-- Start of Exercise material --
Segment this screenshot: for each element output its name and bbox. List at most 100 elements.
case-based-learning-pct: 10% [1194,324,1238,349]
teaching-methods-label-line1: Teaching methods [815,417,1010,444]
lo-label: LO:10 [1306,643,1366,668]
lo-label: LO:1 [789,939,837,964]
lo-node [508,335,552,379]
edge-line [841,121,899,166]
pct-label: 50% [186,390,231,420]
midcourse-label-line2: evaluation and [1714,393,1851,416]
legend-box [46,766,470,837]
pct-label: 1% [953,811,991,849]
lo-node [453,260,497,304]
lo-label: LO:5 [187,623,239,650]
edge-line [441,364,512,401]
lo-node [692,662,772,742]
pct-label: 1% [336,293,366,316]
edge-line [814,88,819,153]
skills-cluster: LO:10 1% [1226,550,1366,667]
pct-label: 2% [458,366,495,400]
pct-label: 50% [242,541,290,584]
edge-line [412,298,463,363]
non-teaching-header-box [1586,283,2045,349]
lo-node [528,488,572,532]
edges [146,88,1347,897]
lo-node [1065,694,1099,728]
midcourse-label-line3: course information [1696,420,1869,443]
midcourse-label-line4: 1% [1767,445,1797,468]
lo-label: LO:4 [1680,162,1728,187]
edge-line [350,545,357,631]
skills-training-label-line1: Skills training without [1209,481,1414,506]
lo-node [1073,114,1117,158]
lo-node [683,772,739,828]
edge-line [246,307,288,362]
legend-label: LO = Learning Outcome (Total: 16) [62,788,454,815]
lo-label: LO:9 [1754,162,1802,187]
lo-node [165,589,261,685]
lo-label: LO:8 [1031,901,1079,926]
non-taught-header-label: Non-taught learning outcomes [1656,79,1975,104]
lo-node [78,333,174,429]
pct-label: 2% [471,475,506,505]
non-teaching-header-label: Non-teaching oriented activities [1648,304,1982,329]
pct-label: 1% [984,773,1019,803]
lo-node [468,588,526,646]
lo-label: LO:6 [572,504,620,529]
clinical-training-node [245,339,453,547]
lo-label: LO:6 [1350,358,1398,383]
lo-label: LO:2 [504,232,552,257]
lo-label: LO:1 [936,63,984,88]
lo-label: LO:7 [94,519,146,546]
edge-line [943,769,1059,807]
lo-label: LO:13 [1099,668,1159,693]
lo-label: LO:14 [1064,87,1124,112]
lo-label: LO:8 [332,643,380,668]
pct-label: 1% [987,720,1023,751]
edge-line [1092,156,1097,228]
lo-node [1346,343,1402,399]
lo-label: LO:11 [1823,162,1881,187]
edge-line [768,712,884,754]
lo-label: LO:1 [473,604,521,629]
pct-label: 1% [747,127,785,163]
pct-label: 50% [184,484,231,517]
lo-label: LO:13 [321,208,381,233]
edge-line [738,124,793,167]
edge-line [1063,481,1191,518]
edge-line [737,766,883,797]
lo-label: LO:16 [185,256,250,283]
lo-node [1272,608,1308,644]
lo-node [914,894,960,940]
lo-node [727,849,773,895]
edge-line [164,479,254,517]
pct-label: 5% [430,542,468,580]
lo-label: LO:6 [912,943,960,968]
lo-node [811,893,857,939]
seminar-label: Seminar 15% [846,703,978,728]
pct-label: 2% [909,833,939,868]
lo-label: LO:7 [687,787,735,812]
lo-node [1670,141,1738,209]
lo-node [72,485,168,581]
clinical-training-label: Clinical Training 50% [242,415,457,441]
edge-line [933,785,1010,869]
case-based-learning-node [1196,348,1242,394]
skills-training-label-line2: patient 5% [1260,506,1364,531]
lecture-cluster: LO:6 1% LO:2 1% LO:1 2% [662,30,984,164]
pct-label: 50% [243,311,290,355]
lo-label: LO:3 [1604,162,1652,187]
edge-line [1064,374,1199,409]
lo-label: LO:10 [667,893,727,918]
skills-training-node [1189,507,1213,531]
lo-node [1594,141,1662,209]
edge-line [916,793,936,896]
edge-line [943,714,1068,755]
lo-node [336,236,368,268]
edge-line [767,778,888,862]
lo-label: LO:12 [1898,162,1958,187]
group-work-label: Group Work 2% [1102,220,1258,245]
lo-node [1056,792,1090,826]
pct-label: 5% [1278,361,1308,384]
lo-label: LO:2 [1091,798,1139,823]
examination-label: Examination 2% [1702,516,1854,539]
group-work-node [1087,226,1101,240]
-- End of Exercise material --
Render every line of the items above as a JSON list of strings, one string per line, with blank lines omitted.

Correct response:
[
  "Segment this screenshot: for each element output its name and bbox. List at most 100 elements.",
  "case-based-learning-pct: 10% [1194,324,1238,349]",
  "teaching-methods-label-line1: Teaching methods [815,417,1010,444]",
  "lo-label: LO:10 [1306,643,1366,668]",
  "lo-label: LO:1 [789,939,837,964]",
  "lo-node [508,335,552,379]",
  "edge-line [841,121,899,166]",
  "pct-label: 50% [186,390,231,420]",
  "midcourse-label-line2: evaluation and [1714,393,1851,416]",
  "legend-box [46,766,470,837]",
  "pct-label: 1% [953,811,991,849]",
  "lo-node [453,260,497,304]",
  "lo-label: LO:5 [187,623,239,650]",
  "edge-line [441,364,512,401]",
  "lo-node [692,662,772,742]",
  "pct-label: 1% [336,293,366,316]",
  "edge-line [814,88,819,153]",
  "skills-cluster: LO:10 1% [1226,550,1366,667]",
  "pct-label: 2% [458,366,495,400]",
  "pct-label: 50% [242,541,290,584]",
  "edge-line [412,298,463,363]",
  "non-teaching-header-box [1586,283,2045,349]",
  "lo-node [528,488,572,532]",
  "edges [146,88,1347,897]",
  "lo-node [1065,694,1099,728]",
  "midcourse-label-line3: course information [1696,420,1869,443]",
  "midcourse-label-line4: 1% [1767,445,1797,468]",
  "lo-label: LO:4 [1680,162,1728,187]",
  "edge-line [350,545,357,631]",
  "skills-training-label-line1: Skills training without [1209,481,1414,506]",
  "lo-node [1073,114,1117,158]",
  "lo-node [683,772,739,828]",
  "edge-line [246,307,288,362]",
  "legend-label: LO = Learning Outcome (Total: 16) [62,788,454,815]",
  "lo-label: LO:9 [1754,162,1802,187]",
  "lo-node [165,589,261,685]",
  "lo-label: LO:8 [1031,901,1079,926]",
  "non-taught-header-label: Non-taught learning outcomes [1656,79,1975,104]",
  "lo-node [78,333,174,429]",
  "pct-label: 2% [471,475,506,505]",
  "non-teaching-header-label: Non-teaching oriented activities [1648,304,1982,329]",
  "pct-label: 1% [984,773,1019,803]",
  "lo-node [468,588,526,646]",
  "lo-label: LO:6 [572,504,620,529]",
  "clinical-training-node [245,339,453,547]",
  "lo-label: LO:6 [1350,358,1398,383]",
  "lo-label: LO:2 [504,232,552,257]",
  "lo-label: LO:1 [936,63,984,88]",
  "lo-label: LO:7 [94,519,146,546]",
  "edge-line [943,769,1059,807]",
  "lo-label: LO:13 [1099,668,1159,693]",
  "lo-label: LO:14 [1064,87,1124,112]",
  "lo-label: LO:8 [332,643,380,668]",
  "pct-label: 1% [987,720,1023,751]",
  "edge-line [1092,156,1097,228]",
  "lo-node [1346,343,1402,399]",
  "lo-label: LO:11 [1823,162,1881,187]",
  "edge-line [768,712,884,754]",
  "lo-label: LO:1 [473,604,521,629]",
  "pct-label: 1% [747,127,785,163]",
  "pct-label: 50% [184,484,231,517]",
  "lo-label: LO:13 [321,208,381,233]",
  "edge-line [738,124,793,167]",
  "edge-line [1063,481,1191,518]",
  "edge-line [737,766,883,797]",
  "lo-label: LO:16 [185,256,250,283]",
  "lo-node [1272,608,1308,644]",
  "lo-node [914,894,960,940]",
  "lo-node [727,849,773,895]",
  "edge-line [164,479,254,517]",
  "pct-label: 5% [430,542,468,580]",
  "lo-label: LO:6 [912,943,960,968]",
  "lo-node [811,893,857,939]",
  "seminar-label: Seminar 15% [846,703,978,728]",
  "pct-label: 2% [909,833,939,868]",
  "lo-label: LO:7 [687,787,735,812]",
  "lo-node [1670,141,1738,209]",
  "lo-node [72,485,168,581]",
  "clinical-training-label: Clinical Training 50% [242,415,457,441]",
  "edge-line [933,785,1010,869]",
  "case-based-learning-node [1196,348,1242,394]",
  "skills-training-label-line2: patient 5% [1260,506,1364,531]",
  "lecture-cluster: LO:6 1% LO:2 1% LO:1 2% [662,30,984,164]",
  "pct-label: 50% [243,311,290,355]",
  "lo-label: LO:3 [1604,162,1652,187]",
  "edge-line [1064,374,1199,409]",
  "lo-label: LO:10 [667,893,727,918]",
  "skills-training-node [1189,507,1213,531]",
  "lo-node [1594,141,1662,209]",
  "edge-line [916,793,936,896]",
  "edge-line [943,714,1068,755]",
  "lo-node [336,236,368,268]",
  "edge-line [767,778,888,862]",
  "lo-label: LO:12 [1898,162,1958,187]",
  "group-work-label: Group Work 2% [1102,220,1258,245]",
  "lo-node [1056,792,1090,826]",
  "pct-label: 5% [1278,361,1308,384]",
  "lo-label: LO:2 [1091,798,1139,823]",
  "examination-label: Examination 2% [1702,516,1854,539]",
  "group-work-node [1087,226,1101,240]"
]